*Exercise*
Reproduce the records from the line with "what elements are" to the line with "splash-screen: 图的就是好玩 颇" word for word, leaving out the pictures.

*Source records*
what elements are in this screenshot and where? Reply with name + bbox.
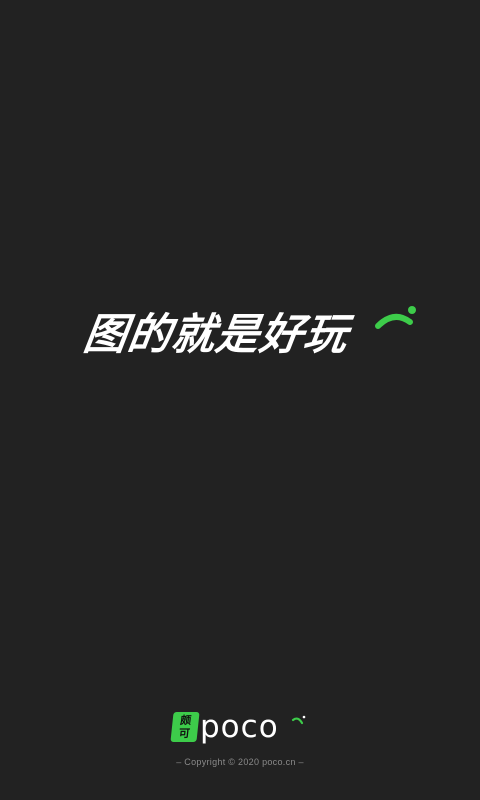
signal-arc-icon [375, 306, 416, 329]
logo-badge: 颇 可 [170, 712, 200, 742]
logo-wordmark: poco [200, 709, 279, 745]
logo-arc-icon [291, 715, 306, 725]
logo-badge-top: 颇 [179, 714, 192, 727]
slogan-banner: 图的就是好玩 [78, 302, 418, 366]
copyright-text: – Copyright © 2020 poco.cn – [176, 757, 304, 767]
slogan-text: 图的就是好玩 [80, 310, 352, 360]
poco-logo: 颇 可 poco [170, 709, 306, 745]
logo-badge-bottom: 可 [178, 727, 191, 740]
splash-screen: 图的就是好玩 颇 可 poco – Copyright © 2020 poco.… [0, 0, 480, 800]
==
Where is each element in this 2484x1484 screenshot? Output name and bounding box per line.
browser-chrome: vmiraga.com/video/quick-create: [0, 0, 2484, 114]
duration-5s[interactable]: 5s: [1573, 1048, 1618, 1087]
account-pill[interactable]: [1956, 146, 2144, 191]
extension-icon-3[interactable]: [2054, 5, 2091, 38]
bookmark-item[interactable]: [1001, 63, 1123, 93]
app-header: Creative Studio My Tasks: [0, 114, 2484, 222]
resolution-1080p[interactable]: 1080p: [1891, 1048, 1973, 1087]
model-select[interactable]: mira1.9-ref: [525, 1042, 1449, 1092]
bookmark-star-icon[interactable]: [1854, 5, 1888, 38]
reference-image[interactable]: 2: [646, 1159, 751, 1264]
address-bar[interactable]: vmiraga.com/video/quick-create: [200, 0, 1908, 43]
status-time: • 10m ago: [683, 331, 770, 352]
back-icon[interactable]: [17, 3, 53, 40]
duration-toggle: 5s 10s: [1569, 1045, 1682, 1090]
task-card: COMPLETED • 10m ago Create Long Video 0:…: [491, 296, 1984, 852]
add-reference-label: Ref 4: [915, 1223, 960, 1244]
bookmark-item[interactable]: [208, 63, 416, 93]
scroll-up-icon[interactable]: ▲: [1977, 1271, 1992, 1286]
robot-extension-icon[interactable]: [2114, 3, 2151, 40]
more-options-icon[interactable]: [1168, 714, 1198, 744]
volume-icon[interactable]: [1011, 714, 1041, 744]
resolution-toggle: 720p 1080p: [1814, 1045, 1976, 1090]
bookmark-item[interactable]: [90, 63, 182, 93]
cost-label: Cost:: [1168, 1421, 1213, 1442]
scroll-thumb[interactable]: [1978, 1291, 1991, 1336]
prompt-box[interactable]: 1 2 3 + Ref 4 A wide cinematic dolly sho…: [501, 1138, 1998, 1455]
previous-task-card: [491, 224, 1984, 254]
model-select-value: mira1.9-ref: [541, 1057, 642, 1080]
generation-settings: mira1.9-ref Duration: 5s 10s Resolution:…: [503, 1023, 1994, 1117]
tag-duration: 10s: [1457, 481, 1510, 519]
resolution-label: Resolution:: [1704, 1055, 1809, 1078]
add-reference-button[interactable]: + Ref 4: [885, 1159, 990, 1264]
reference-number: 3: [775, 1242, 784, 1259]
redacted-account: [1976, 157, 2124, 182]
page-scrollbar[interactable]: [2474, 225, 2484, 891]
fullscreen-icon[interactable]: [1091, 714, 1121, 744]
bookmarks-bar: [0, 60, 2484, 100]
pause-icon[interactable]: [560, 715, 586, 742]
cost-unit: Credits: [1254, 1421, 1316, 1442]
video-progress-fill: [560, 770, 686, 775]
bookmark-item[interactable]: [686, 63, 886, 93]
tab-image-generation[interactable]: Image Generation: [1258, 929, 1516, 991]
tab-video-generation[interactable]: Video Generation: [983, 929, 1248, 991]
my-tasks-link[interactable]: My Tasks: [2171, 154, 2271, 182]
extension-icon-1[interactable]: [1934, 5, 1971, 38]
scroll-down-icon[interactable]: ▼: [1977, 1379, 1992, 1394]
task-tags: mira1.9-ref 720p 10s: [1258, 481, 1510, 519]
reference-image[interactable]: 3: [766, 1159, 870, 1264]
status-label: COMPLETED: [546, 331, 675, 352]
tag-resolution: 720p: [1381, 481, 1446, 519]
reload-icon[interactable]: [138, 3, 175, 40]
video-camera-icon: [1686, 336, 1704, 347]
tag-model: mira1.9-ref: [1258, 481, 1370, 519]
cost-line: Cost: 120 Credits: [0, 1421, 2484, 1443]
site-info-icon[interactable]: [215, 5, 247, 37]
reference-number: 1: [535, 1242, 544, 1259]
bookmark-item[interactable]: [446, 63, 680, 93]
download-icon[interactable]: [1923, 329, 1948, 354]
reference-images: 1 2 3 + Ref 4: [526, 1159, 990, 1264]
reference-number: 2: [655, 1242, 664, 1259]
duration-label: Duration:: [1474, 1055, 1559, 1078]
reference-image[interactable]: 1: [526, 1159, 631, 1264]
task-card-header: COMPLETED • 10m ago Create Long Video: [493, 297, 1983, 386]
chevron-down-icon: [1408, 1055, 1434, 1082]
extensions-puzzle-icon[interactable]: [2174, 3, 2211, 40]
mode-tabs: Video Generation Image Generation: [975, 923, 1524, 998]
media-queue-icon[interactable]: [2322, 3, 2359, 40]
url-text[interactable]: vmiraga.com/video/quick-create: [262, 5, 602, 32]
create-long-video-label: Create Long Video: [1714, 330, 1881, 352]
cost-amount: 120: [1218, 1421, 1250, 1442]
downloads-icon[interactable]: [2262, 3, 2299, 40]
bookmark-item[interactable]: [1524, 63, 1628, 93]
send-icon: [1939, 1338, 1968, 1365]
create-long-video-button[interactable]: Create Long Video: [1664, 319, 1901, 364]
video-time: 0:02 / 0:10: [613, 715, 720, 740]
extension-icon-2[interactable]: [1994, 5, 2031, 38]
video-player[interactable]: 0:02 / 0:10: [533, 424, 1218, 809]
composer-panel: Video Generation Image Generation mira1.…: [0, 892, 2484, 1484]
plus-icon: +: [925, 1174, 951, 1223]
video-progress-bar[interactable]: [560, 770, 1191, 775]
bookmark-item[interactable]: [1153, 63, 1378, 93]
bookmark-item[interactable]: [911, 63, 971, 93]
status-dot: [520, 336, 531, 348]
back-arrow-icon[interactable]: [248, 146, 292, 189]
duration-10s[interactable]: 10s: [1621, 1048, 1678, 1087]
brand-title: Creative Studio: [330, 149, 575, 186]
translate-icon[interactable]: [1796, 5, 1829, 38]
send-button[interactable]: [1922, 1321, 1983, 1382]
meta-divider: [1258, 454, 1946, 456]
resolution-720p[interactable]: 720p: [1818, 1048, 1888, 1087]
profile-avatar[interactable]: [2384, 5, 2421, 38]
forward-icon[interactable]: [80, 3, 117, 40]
--
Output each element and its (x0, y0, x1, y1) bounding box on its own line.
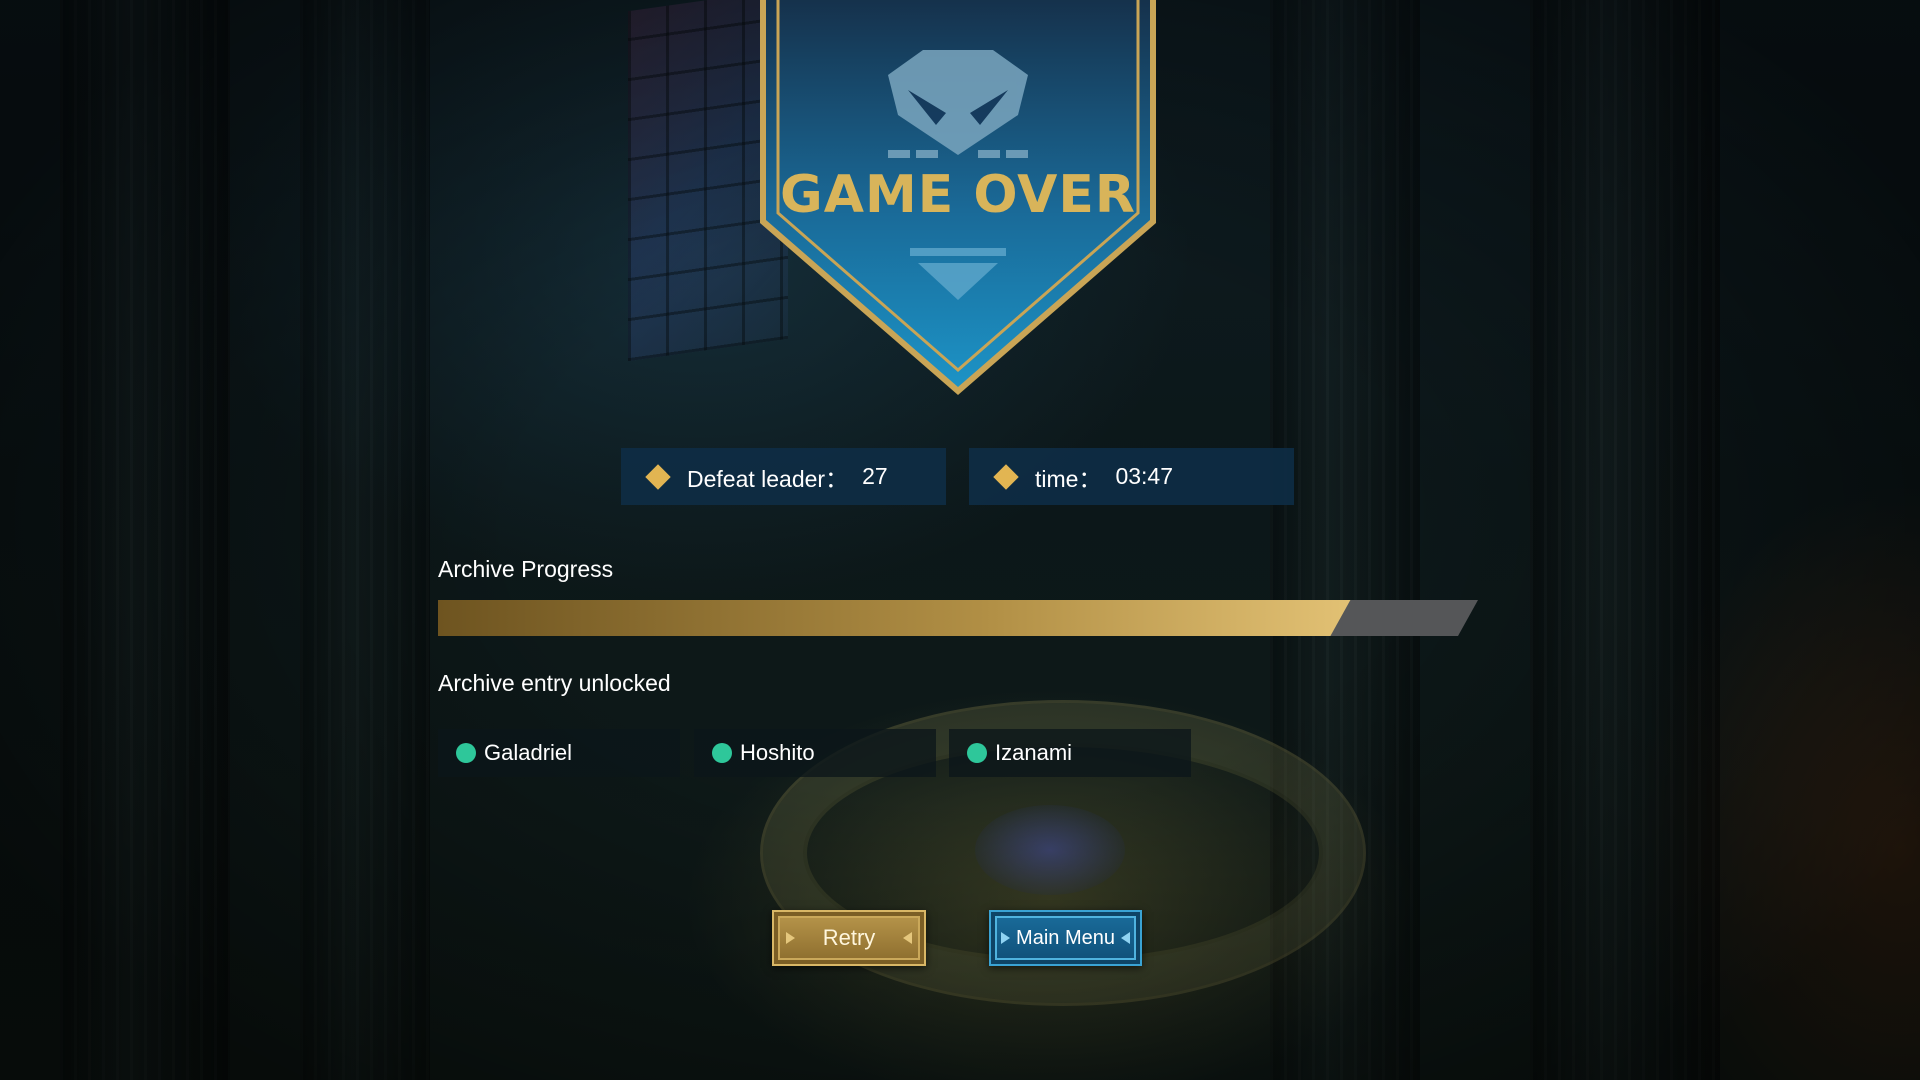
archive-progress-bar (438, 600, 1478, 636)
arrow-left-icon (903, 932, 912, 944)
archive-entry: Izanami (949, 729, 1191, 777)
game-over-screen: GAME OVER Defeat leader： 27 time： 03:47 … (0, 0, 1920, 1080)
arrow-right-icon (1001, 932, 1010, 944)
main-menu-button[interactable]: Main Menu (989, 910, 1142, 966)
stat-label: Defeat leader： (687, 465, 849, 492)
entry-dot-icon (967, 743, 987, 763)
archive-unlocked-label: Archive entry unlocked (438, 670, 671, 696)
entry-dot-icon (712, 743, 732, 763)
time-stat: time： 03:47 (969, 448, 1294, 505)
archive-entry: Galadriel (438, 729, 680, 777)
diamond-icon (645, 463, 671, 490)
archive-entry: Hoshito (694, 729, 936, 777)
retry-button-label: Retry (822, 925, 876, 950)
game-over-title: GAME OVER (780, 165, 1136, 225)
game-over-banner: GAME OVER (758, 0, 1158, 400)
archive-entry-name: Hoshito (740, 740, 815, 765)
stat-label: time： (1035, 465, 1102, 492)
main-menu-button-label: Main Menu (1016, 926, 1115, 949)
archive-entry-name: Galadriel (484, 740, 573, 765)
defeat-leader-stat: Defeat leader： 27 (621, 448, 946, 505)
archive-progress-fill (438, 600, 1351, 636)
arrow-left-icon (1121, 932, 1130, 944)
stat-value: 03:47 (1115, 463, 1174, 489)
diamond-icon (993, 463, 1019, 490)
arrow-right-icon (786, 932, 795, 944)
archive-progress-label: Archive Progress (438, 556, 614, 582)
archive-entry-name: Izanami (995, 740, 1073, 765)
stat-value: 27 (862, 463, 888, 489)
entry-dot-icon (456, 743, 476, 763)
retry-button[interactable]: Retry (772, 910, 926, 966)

*Answer in full*
what elements are in this screenshot and where? Reply with name + bbox.
signal-arc-icon [375, 306, 416, 329]
logo-badge: 颇 可 [170, 712, 200, 742]
logo-wordmark: poco [200, 709, 279, 745]
logo-arc-icon [291, 715, 306, 725]
logo-badge-top: 颇 [179, 714, 192, 727]
slogan-banner: 图的就是好玩 [78, 302, 418, 366]
copyright-text: – Copyright © 2020 poco.cn – [176, 757, 304, 767]
slogan-text: 图的就是好玩 [80, 310, 352, 360]
poco-logo: 颇 可 poco [170, 709, 306, 745]
logo-badge-bottom: 可 [178, 727, 191, 740]
splash-screen: 图的就是好玩 颇 可 poco – Copyright © 2020 poco.… [0, 0, 480, 800]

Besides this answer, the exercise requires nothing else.